*PASSAGE TO READ*
- Born: Sydney, New South Wales, Australia
- Occupations: Television cook, social worker
- Known for: Winning MasterChef Australia 2021
- Predecessor: Emelia Jackson
- Successor: Billie McKay
- Website: justinnarayan.cooking

= Justin Narayan =

Winner of MasterChef Australia 2021

Justin Narayan is an Australian youth pastor and television cook of Fijian-Indian heritage. He was declared as the winner of MasterChef Australia 2021.

==Early life and family==
Narayan was born in Sydney to a family with Fijian and Indian heritage. At the age of 13 he started to cook and claims that most of his dishes are inspired by his family.

==Career==
Narayan was a youth pastor before joining MasterChef Australia. He worked for the organisation Try Alpha.

He also dabbled in an acting role in the short movie Rash Decision in 2018.

===MasterChef===
Narayan qualified to be one of the top 24 contestants in MasterChef Australia 2021, an Australian reality television program. He was declared the competition winner over runners-up Pete Campbell and Kishwar Chowdhury on 13 July 2021, winning $250,000 as prize money. Narayan demonstrated on the show a style of cooking that combined Indian and international cuisines, such as poached fish with curry broth, Indian chicken tacos, and Indian chicken curry.

*PROBLEM DETAILS*
Rewrite the part of the Justin Narayan article starting with "He also dabbled" and going on through "Indian chicken curry.", putting "short film" in place of "short movie".

(Page layout parsing data)
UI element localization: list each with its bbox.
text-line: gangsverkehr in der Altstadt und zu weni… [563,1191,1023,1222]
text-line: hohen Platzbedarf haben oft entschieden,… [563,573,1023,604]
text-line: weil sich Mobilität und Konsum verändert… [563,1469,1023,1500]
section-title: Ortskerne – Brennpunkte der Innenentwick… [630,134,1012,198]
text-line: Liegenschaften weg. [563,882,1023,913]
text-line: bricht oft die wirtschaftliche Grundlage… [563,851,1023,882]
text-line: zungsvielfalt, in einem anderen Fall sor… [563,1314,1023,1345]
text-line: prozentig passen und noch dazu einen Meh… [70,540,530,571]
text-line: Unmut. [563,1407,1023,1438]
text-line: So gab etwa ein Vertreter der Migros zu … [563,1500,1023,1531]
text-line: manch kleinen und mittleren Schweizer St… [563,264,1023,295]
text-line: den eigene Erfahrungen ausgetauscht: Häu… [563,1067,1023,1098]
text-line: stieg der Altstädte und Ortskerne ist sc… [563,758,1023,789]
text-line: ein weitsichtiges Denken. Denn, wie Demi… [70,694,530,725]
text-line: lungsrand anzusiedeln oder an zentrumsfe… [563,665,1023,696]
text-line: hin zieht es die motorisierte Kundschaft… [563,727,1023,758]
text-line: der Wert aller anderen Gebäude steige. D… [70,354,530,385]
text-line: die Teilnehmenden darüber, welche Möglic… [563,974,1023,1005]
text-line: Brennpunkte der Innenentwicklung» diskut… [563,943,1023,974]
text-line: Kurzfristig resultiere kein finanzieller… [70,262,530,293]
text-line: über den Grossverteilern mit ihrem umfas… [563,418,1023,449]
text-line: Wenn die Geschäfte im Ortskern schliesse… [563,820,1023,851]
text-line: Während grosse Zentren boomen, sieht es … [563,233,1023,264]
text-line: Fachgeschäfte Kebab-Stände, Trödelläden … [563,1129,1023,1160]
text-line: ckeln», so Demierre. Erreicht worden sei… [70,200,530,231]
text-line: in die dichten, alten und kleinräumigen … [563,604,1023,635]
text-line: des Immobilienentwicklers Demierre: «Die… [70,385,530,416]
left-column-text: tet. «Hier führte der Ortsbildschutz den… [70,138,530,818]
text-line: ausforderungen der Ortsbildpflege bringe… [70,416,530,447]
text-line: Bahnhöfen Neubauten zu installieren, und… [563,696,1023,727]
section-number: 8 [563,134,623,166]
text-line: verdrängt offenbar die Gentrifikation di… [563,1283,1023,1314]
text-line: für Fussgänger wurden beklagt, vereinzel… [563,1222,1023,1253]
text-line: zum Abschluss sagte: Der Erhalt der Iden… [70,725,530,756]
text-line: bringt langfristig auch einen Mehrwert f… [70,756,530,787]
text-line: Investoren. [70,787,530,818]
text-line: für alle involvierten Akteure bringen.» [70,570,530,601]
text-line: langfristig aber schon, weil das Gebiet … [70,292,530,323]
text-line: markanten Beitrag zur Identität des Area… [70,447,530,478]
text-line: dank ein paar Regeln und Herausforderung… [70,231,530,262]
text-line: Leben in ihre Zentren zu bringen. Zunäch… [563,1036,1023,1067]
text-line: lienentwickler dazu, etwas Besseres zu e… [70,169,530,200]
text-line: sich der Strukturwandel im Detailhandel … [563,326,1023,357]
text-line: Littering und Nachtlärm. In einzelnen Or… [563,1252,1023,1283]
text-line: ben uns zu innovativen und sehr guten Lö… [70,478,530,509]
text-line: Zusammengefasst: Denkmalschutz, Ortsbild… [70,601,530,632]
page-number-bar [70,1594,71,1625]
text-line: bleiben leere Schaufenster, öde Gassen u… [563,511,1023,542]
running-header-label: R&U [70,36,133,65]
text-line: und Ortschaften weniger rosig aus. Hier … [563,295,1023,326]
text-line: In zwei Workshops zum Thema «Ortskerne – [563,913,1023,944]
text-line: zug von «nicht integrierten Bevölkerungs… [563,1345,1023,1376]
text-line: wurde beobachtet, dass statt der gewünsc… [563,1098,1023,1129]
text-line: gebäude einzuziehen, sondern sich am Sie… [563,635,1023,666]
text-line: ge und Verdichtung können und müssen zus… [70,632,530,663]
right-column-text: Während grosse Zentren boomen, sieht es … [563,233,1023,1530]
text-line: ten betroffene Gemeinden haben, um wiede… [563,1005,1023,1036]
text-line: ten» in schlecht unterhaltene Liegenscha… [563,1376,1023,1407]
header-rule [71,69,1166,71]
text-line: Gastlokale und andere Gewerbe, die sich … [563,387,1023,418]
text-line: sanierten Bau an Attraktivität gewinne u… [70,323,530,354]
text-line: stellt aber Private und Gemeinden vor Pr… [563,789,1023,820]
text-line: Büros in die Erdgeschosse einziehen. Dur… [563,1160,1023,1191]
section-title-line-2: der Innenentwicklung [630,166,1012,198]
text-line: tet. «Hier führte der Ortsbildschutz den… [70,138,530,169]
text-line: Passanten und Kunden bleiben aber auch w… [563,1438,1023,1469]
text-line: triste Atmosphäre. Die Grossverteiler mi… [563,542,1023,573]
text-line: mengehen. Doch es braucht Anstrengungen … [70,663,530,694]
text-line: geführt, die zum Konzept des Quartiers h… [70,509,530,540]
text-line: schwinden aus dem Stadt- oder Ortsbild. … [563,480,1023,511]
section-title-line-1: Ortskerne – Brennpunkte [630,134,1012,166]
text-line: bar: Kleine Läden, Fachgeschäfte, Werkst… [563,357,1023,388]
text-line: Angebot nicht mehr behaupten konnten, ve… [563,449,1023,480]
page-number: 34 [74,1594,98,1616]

*TASK RESULT*
He also dabbled in an acting role in the short film Rash Decision in 2018.

===MasterChef===
Narayan qualified to be one of the top 24 contestants in MasterChef Australia 2021, an Australian reality television program. He was declared the competition winner over runners-up Pete Campbell and Kishwar Chowdhury on 13 July 2021, winning $250,000 as prize money. Narayan demonstrated on the show a style of cooking that combined Indian and international cuisines, such as poached fish with curry broth, Indian chicken tacos, and Indian chicken curry.